(Stored data entries)
-=-=-=-=-
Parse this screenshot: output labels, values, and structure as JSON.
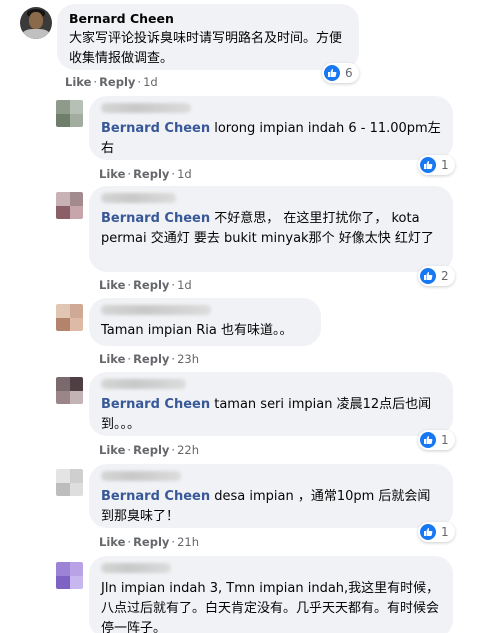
{
  "comments": [
    {
      "author": "Bernard Cheen",
      "text": "大家写评论投诉臭味时请写明路名及时间。方便收集情报做调查。",
      "actions": {
        "like": "Like",
        "reply": "Reply",
        "time": "1d"
      },
      "reactions": "6"
    },
    {
      "tag": "Bernard Cheen",
      "text": " lorong impian indah 6 - 11.00pm左右",
      "actions": {
        "like": "Like",
        "reply": "Reply",
        "time": "1d"
      },
      "reactions": "1"
    },
    {
      "tag": "Bernard Cheen",
      "text": " 不好意思， 在这里打扰你了， kota permai 交通灯 要去 bukit minyak那个 好像太快 红灯了",
      "actions": {
        "like": "Like",
        "reply": "Reply",
        "time": "1d"
      },
      "reactions": "2"
    },
    {
      "text": "Taman impian Ria 也有味道。。",
      "actions": {
        "like": "Like",
        "reply": "Reply",
        "time": "23h"
      }
    },
    {
      "tag": "Bernard Cheen",
      "text": " taman seri impian 凌晨12点后也闻到。。。",
      "actions": {
        "like": "Like",
        "reply": "Reply",
        "time": "22h"
      },
      "reactions": "1"
    },
    {
      "tag": "Bernard Cheen",
      "text": " desa impian ，通常10pm 后就会闻到那臭味了！",
      "actions": {
        "like": "Like",
        "reply": "Reply",
        "time": "21h"
      },
      "reactions": "1"
    },
    {
      "text": "Jln impian indah 3, Tmn impian indah,我这里有时候，八点过后就有了。白天肯定没有。几乎天天都有。有时候会停一阵子。"
    }
  ],
  "colors": {
    "bubble": "#f0f2f5",
    "tag": "#385898",
    "meta": "#65676b",
    "like_blue": "#1877f2"
  },
  "icons": [
    "avatar",
    "like-icon"
  ]
}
-=-=-=-=-
Lines that hold "impian" are the ones to copy; find all of them.

      "text": " lorong impian indah 6 - 11.00pm左右",
      "text": "Taman impian Ria 也有味道。。",
      "text": " taman seri impian 凌晨12点后也闻到。。。",
      "text": " desa impian ，通常10pm 后就会闻到那臭味了！",
      "text": "Jln impian indah 3, Tmn impian indah,我这里有时候，八点过后就有了。白天肯定没有。几乎天天都有。有时候会停一阵子。"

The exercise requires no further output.